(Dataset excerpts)
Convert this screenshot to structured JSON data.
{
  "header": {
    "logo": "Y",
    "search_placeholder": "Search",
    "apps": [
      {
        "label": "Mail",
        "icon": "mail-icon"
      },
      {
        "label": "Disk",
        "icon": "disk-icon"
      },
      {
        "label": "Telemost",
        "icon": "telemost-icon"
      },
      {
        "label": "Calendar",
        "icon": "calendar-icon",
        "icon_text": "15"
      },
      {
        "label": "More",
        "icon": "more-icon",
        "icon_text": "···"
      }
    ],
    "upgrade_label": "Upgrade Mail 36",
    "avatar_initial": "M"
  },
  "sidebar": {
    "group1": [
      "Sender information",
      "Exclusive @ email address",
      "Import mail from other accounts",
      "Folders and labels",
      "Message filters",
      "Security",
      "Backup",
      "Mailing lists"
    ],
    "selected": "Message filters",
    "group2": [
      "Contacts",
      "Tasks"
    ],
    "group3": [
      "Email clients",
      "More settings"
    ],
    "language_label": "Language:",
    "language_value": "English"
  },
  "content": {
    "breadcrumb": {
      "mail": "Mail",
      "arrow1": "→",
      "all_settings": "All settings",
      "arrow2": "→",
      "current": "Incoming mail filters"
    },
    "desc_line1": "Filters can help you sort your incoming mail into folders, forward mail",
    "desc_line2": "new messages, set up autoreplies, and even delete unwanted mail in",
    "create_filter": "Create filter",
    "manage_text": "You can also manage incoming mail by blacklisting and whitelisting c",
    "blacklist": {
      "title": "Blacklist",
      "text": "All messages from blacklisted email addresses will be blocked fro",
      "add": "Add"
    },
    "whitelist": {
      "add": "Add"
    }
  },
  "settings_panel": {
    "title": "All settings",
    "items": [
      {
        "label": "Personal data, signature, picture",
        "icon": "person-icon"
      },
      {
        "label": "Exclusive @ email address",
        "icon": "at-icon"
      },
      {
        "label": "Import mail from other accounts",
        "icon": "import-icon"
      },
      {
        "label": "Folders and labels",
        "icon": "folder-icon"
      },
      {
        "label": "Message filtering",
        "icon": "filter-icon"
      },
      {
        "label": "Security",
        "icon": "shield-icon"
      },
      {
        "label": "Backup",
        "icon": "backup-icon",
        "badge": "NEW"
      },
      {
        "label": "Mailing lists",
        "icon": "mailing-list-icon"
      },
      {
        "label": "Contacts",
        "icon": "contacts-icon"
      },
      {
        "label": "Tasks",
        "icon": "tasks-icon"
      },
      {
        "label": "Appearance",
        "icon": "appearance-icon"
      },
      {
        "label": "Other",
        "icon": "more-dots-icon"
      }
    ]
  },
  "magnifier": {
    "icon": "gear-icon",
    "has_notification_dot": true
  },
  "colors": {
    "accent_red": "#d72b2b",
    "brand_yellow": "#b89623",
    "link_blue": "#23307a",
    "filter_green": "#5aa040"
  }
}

# Objective:
From the data above, copy each line that has the string "title".

# Output of the task:
      "title": "Blacklist",
    "title": "All settings",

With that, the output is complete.